CONSIGNE 1
Répondez aux questions suivantes d'après l'extrait juridique.
(a) Selon le paragraphe 5(1), dans quel pays l'emploi assurable doit-il être exercé ?
(b) Dans quel code se trouve la notion de contrat de louage de services ?
(c) À quelle date l'article 8.1 de la Loi d'interprétation est-il entré en vigueur ?
CONSIGNE 2
Recopiez à l'identique, dans les enregistrements, le passage allant du début jusqu'à la ligne contenant « - stone-name[interactable]: VILLEBOIS - 1: [264, 382, 355, 392] », cette ligne comprise.

TEXTE À LIRE
☆ ☆ ☆ ☆
5(1) Sous réserve du paragraphe (2), est un emploi assurable :

 

a) l’emploi exercé au Canada pour un ou plusieurs employeurs, aux termes d’un contrat de louage de services ou d’apprentissage exprès ou tacite, écrit ou verbal, que l’employé reçoive sa rémunération de l’employeur ou d’une autre personne et que la rémunération soit calculée soit au temps ou aux pièces, soit en partie au temps et en partie aux pièces, soit de toute autre manière;

 

[Je souligne.]

 

[22]    Le contrat de louage de services est une notion de droit civil que l’on trouve dans le Code civil du Québec (le « Code civil »). C’est donc en vertu des dispositions pertinentes du Code civil qu’il faudra déterminer la nature de ce contrat.

 

[23]    Dans une publication intitulée « contrat de travail » : « Pourquoi Wiebe Door Services Ltd. ne s’applique pas au Québec et par quoi on doit le remplacer? », publiée par l’Association de planification fiscale et financière (APFF) et le ministère fédéral de la Justice dans le Second recueil d’études en fiscalité de la collection l’Harmonisation de la législation fédéral avec le droit civil québécois et le bijuridisme canadien, le juge Pierre Archambault de cette Cour décrit, à l’égard de toute période d’emploi postérieure au 30 mai 2001, la démarche que doivent faire les tribunaux, depuis l’entrée en vigueur le 1er juin 2001 de l’article 8.1 de la Loi d’interprétation, L.R.C. (1985), Ch. 1-21, modifié, lorsque confrontés à un litige comme celui sous étude. Voici ce que le législateur a édicté dans cet article :

 

Propriété et droits civils

 

8.1 Le droit civil et la common law font pareillement autorité et sont tous deux sources de droit en matière de propriété et de droits civils au Canada et, s’il est nécessaire de recourir à des règles, principes ou notions appartenant au domaine de la propriété et des droits civils en vue d’assurer l’application d’un texte dans une province, il faut, sauf règle de droit s’y opposant, avoir recours aux règles, principes et notions en vigueur dans cette province au moment de l’application du texte.
☆ ☆ ☆ ☆
[Enregistrements d'annotation de régions]
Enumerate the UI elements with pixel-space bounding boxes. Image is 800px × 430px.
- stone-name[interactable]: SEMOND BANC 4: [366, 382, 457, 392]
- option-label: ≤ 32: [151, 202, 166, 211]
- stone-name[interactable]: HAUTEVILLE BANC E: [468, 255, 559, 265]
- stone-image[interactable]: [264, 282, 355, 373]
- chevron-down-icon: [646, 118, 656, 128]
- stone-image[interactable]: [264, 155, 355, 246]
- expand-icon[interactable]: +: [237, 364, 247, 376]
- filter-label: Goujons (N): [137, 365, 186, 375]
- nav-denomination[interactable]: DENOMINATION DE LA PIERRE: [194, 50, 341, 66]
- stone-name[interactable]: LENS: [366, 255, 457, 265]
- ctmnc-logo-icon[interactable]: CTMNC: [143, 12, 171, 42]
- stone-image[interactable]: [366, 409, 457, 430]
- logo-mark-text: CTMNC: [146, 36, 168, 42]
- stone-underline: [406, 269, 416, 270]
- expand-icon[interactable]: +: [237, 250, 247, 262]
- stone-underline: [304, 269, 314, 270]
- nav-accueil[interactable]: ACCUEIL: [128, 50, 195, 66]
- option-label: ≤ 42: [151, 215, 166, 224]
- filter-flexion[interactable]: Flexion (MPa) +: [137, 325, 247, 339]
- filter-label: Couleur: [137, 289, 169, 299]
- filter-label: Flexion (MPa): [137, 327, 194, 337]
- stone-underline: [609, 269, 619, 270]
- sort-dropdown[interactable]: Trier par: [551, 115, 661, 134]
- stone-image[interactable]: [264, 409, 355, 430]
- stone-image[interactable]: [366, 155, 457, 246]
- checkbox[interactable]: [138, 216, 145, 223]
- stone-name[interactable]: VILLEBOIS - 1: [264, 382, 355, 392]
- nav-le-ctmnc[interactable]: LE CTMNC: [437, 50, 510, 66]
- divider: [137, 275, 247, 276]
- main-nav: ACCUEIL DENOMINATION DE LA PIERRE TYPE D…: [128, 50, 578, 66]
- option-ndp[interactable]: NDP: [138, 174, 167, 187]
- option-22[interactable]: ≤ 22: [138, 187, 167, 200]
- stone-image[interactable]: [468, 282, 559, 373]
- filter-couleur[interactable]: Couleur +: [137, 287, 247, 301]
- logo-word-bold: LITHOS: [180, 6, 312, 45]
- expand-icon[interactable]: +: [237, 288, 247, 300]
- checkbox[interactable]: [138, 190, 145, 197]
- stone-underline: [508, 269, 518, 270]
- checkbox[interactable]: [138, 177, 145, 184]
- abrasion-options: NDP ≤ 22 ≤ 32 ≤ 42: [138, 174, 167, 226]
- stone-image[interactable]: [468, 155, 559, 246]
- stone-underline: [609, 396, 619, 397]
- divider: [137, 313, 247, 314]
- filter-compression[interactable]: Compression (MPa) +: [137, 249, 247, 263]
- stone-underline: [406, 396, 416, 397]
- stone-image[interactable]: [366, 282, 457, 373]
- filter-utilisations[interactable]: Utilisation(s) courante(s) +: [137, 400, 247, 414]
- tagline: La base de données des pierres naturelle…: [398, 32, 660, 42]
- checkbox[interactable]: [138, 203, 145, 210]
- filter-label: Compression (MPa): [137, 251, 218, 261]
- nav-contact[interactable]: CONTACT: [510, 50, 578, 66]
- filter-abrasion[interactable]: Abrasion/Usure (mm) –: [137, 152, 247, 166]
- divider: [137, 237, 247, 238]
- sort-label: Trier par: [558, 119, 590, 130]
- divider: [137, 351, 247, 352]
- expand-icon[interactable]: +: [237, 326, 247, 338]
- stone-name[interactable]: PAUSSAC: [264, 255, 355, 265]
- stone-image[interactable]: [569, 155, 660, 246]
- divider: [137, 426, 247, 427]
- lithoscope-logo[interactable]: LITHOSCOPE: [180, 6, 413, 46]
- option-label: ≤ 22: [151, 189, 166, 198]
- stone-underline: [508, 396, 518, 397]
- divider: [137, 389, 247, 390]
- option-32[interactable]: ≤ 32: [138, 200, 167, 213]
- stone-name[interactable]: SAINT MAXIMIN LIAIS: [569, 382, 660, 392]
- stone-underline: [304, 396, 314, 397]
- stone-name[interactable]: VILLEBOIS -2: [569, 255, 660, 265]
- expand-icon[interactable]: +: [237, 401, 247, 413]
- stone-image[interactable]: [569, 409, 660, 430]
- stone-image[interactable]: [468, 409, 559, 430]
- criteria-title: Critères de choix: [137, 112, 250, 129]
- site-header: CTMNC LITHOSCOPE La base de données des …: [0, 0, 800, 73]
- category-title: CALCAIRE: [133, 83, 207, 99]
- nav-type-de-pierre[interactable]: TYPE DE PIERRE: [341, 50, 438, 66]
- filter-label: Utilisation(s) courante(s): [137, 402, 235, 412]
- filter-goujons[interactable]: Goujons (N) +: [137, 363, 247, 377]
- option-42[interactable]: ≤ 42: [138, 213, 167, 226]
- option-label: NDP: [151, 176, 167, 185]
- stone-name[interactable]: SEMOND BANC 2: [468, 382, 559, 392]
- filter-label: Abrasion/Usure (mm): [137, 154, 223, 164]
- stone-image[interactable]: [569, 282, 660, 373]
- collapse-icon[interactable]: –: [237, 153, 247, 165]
☆ ☆ ☆ ☆
RÉPONSE RÉDIGÉE 1
(a) Au Canada.
(b) Dans le Code civil du Québec.
(c) Le 1er juin 2001.

RÉPONSE RÉDIGÉE 2
Enumerate the UI elements with pixel-space bounding boxes. Image is 800px × 430px.
- stone-name[interactable]: SEMOND BANC 4: [366, 382, 457, 392]
- option-label: ≤ 32: [151, 202, 166, 211]
- stone-name[interactable]: HAUTEVILLE BANC E: [468, 255, 559, 265]
- stone-image[interactable]: [264, 282, 355, 373]
- chevron-down-icon: [646, 118, 656, 128]
- stone-image[interactable]: [264, 155, 355, 246]
- expand-icon[interactable]: +: [237, 364, 247, 376]
- filter-label: Goujons (N): [137, 365, 186, 375]
- nav-denomination[interactable]: DENOMINATION DE LA PIERRE: [194, 50, 341, 66]
- stone-name[interactable]: LENS: [366, 255, 457, 265]
- ctmnc-logo-icon[interactable]: CTMNC: [143, 12, 171, 42]
- stone-image[interactable]: [366, 409, 457, 430]
- logo-mark-text: CTMNC: [146, 36, 168, 42]
- stone-underline: [406, 269, 416, 270]
- expand-icon[interactable]: +: [237, 250, 247, 262]
- stone-underline: [304, 269, 314, 270]
- nav-accueil[interactable]: ACCUEIL: [128, 50, 195, 66]
- option-label: ≤ 42: [151, 215, 166, 224]
- filter-flexion[interactable]: Flexion (MPa) +: [137, 325, 247, 339]
- filter-label: Couleur: [137, 289, 169, 299]
- filter-label: Flexion (MPa): [137, 327, 194, 337]
- stone-underline: [609, 269, 619, 270]
- sort-dropdown[interactable]: Trier par: [551, 115, 661, 134]
- stone-image[interactable]: [264, 409, 355, 430]
- stone-image[interactable]: [366, 155, 457, 246]
- checkbox[interactable]: [138, 216, 145, 223]
- stone-name[interactable]: VILLEBOIS - 1: [264, 382, 355, 392]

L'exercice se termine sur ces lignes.